§ RECORDS PROVIDED:
++++

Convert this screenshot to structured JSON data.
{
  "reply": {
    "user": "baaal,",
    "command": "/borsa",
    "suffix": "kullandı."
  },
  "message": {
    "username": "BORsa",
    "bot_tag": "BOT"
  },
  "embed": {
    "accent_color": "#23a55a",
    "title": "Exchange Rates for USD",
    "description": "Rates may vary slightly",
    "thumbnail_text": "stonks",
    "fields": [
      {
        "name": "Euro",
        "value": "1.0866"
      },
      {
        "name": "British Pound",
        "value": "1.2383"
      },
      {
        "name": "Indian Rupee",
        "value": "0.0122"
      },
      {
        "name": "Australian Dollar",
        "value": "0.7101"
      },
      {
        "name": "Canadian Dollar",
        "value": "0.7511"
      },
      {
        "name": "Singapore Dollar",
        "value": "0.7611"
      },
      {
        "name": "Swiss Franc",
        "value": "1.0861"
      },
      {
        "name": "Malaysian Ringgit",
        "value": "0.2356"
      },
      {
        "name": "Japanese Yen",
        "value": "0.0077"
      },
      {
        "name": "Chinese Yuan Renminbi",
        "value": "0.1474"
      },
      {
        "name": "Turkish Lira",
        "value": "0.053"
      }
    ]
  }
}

++++

§ PROBLEM TO SOLVE:
Only the number is wanted: how many lines above include the word "Rates"?

§ COMPLETED EXERCISE:
2